Entries with figure data:
-- start --
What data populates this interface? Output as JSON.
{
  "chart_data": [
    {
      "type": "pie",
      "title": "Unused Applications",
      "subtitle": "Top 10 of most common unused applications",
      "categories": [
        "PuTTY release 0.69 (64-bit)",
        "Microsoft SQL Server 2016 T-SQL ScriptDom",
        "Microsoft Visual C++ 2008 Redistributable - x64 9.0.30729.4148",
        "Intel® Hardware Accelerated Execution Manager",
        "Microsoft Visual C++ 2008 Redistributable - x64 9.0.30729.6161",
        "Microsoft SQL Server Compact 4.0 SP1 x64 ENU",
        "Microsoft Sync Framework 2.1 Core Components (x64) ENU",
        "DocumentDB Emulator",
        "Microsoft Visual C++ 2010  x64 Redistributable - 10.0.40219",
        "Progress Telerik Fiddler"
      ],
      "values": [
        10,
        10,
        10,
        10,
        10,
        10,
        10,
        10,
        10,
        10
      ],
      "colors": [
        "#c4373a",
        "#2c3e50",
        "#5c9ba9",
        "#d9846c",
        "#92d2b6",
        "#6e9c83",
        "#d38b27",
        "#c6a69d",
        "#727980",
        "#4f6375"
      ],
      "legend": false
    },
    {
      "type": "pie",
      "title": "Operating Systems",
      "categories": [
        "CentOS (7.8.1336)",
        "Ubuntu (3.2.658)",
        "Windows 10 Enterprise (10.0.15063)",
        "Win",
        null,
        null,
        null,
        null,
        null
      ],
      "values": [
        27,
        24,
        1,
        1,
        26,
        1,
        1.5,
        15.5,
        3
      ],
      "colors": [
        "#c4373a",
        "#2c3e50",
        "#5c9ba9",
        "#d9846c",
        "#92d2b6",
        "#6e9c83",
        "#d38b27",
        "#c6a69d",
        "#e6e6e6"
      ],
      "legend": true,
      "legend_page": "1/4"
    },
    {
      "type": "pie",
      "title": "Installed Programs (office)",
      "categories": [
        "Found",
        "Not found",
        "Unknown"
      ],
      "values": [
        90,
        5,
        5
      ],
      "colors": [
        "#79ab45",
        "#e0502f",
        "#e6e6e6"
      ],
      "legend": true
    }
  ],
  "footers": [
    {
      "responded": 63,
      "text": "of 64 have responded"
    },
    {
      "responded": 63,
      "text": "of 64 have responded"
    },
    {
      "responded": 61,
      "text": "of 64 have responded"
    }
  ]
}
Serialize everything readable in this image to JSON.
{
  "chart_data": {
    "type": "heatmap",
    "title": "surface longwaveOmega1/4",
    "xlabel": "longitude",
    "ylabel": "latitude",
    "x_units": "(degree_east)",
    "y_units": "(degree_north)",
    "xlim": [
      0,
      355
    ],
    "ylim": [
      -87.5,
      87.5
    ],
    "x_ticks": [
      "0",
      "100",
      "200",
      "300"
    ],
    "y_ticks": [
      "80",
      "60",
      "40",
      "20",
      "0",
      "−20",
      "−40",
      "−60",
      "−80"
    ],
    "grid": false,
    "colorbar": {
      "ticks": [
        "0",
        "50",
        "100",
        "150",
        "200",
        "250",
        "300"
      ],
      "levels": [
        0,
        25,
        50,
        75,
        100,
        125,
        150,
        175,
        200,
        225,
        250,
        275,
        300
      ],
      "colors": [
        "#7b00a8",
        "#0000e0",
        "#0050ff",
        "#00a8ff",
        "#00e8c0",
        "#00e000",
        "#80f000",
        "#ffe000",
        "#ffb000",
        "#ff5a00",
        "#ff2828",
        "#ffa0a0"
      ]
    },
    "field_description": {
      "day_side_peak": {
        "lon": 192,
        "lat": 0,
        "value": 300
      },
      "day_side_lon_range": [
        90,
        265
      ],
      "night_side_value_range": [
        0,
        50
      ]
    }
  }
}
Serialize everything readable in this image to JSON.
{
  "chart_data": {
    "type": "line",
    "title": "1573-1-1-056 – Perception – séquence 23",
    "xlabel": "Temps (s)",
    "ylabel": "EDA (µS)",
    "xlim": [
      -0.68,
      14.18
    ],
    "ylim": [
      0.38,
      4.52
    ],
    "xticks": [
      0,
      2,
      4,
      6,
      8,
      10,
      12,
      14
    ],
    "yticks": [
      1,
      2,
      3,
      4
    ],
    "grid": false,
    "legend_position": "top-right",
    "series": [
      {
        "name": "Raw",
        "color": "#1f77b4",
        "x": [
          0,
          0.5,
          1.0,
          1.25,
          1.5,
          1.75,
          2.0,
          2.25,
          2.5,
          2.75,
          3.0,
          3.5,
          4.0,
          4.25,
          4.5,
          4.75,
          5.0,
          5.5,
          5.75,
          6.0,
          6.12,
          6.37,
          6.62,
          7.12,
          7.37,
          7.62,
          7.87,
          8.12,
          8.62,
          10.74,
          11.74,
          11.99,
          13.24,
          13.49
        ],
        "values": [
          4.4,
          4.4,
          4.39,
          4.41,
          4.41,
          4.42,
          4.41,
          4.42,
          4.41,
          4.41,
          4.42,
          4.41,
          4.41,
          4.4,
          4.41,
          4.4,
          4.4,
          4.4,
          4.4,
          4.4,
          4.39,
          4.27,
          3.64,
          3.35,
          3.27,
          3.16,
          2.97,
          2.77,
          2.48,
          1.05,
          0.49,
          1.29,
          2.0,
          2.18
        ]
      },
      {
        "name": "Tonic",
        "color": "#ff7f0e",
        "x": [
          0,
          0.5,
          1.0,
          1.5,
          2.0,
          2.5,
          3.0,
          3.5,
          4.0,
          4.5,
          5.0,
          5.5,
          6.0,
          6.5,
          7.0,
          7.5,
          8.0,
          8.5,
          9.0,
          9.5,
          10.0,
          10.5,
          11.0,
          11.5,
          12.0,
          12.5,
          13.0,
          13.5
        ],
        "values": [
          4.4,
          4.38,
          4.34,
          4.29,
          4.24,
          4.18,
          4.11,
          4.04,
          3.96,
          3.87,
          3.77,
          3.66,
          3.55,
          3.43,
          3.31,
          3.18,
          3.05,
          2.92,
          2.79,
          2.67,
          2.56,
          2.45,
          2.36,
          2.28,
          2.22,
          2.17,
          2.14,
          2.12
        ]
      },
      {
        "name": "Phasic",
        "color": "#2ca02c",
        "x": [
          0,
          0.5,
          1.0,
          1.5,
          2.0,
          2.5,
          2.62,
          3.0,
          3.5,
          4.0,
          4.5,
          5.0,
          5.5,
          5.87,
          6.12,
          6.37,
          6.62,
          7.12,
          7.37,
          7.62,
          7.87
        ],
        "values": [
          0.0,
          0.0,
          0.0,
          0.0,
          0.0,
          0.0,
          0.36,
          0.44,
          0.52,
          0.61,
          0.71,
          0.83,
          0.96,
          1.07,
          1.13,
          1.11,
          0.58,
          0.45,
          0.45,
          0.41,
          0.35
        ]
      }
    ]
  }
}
-- end --
EXERCISE REQUIREMENTS » Which lines hold the word "Server"? Return all of them from the records above.

THE SOLUTION »
        "Microsoft SQL Server 2016 T-SQL ScriptDom",
        "Microsoft SQL Server Compact 4.0 SP1 x64 ENU",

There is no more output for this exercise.